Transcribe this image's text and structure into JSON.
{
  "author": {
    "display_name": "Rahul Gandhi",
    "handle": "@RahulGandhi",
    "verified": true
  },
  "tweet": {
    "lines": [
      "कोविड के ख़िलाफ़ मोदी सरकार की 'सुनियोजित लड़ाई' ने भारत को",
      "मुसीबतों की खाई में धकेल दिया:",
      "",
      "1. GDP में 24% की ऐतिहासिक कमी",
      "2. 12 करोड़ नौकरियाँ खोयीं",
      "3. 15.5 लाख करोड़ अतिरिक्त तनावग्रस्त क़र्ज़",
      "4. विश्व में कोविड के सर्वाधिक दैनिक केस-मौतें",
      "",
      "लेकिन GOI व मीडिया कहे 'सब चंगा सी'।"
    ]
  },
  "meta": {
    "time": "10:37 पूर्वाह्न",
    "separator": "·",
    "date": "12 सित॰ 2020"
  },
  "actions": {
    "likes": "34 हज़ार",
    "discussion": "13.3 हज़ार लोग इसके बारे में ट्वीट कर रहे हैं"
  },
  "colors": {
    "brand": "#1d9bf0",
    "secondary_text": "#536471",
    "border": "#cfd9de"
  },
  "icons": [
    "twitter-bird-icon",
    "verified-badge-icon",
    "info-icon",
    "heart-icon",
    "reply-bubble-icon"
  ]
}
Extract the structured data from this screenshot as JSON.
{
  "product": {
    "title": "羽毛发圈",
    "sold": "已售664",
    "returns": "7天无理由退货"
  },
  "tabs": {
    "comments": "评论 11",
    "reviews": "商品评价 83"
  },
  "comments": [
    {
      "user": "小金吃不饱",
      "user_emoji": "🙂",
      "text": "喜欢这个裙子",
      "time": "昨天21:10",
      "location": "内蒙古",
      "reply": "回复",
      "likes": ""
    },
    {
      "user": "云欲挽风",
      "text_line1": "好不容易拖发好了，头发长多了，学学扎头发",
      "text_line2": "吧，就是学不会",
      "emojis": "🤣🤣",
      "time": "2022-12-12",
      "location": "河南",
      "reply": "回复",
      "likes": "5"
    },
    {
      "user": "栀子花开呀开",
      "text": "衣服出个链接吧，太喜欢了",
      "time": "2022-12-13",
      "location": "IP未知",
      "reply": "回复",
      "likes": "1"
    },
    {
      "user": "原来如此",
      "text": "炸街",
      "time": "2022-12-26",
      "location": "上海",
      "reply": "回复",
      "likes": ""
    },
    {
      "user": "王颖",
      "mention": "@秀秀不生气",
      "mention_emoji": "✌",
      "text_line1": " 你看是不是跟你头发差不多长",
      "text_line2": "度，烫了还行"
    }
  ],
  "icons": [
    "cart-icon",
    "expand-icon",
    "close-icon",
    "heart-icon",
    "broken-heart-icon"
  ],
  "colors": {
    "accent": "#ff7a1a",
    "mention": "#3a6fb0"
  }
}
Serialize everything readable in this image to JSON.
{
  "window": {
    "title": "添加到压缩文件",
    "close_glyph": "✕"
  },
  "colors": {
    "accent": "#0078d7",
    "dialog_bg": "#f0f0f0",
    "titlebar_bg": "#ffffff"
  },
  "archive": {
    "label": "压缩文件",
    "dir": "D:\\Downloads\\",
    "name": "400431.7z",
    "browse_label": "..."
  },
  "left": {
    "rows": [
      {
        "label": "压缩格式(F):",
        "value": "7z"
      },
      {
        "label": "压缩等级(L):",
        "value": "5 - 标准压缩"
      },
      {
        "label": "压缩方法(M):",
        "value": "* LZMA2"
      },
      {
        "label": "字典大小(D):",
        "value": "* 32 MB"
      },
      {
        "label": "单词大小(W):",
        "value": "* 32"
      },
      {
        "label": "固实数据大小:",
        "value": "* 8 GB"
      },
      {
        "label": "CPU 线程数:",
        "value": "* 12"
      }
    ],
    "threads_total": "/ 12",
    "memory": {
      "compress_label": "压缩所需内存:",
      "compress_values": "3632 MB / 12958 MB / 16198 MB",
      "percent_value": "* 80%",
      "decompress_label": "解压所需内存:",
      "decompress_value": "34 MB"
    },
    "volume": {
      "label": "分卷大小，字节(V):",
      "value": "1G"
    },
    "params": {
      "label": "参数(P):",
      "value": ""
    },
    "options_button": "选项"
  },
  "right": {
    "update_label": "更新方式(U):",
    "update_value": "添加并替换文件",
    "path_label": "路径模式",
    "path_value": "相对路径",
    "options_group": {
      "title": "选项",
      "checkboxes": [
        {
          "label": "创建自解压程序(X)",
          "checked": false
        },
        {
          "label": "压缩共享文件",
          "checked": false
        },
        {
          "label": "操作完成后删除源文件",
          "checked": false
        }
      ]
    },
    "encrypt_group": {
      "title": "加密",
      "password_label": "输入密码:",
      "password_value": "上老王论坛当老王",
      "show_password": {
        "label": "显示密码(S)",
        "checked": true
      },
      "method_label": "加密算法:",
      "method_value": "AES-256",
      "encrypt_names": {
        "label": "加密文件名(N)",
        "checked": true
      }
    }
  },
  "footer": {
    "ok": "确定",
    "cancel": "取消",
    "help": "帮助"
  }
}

________

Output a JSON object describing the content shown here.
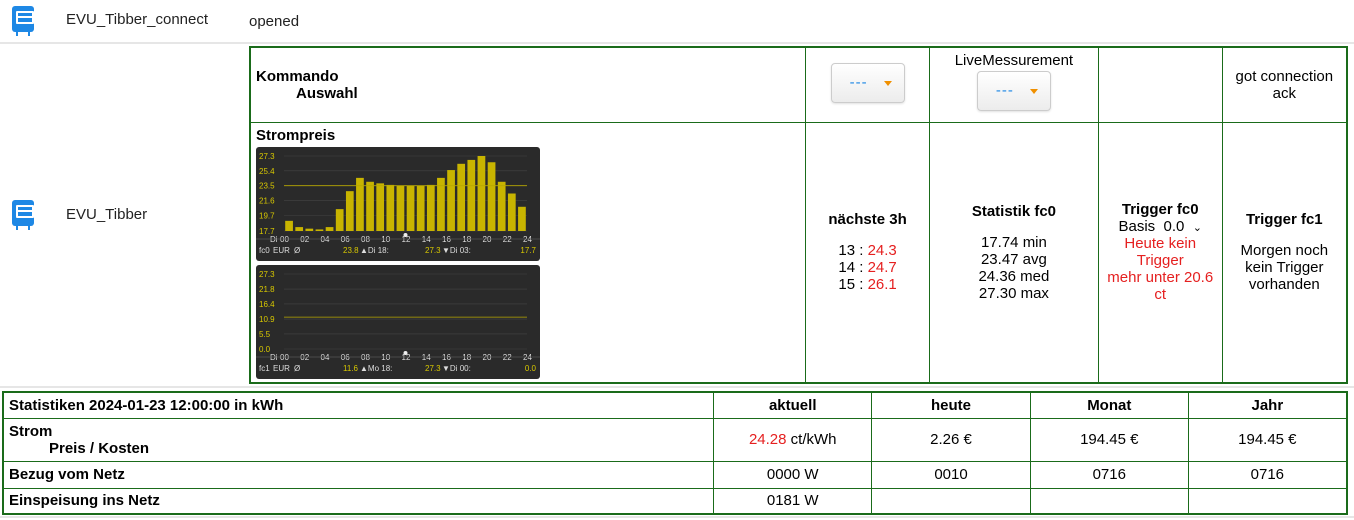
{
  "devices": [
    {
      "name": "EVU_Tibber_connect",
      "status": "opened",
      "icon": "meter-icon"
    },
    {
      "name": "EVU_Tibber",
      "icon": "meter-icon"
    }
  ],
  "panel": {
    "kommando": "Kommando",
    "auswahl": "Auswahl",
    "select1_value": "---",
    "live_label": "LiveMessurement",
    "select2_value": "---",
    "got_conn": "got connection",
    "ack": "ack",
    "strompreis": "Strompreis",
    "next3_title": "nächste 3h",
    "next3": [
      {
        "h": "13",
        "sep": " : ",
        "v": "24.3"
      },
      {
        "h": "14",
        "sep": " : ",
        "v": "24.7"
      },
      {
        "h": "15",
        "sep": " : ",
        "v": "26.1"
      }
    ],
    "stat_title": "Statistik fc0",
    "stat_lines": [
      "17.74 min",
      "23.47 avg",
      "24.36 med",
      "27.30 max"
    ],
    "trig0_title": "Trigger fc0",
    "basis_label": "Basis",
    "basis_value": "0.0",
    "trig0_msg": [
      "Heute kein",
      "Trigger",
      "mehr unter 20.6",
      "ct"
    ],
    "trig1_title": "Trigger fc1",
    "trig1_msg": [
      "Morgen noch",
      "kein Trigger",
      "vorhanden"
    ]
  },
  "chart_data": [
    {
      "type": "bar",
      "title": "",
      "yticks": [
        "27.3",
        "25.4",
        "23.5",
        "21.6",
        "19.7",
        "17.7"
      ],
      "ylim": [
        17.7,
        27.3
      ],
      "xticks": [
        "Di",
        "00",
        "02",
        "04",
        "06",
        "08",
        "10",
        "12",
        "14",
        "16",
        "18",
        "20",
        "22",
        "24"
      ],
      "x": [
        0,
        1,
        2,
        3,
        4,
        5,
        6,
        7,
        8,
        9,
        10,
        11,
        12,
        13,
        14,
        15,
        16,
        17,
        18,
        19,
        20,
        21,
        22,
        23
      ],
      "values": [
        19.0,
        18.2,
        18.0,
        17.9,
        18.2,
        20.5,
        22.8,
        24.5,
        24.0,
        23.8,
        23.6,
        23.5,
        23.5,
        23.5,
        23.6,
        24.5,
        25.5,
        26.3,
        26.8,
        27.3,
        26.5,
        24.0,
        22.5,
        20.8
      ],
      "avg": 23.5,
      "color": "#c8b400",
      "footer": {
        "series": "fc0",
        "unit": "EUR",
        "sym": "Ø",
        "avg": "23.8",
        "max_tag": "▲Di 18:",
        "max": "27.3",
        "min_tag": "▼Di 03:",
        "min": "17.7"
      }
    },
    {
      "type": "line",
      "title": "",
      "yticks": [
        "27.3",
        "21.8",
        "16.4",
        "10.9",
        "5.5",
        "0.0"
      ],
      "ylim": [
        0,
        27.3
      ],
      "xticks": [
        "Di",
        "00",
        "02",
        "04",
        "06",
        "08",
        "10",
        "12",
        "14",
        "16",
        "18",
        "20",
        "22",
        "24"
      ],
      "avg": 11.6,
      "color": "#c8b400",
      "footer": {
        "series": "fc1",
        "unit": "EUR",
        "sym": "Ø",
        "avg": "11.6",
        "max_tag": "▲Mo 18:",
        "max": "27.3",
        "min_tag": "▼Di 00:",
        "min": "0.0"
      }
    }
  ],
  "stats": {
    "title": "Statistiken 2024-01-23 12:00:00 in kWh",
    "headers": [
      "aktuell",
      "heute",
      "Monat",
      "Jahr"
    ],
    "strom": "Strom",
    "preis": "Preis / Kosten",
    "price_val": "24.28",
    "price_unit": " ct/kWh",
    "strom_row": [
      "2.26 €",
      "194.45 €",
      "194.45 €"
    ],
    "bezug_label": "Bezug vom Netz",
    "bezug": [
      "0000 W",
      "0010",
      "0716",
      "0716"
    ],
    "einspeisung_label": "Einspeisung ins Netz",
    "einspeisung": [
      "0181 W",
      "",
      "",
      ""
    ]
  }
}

________

Objective
Identify and extract each line of the listing that contains "time".

Response to this exercise
    "time": "10:37 पूर्वाह्न",
      "time": "昨天21:10",
      "time": "2022-12-12",
      "time": "2022-12-13",
      "time": "2022-12-26",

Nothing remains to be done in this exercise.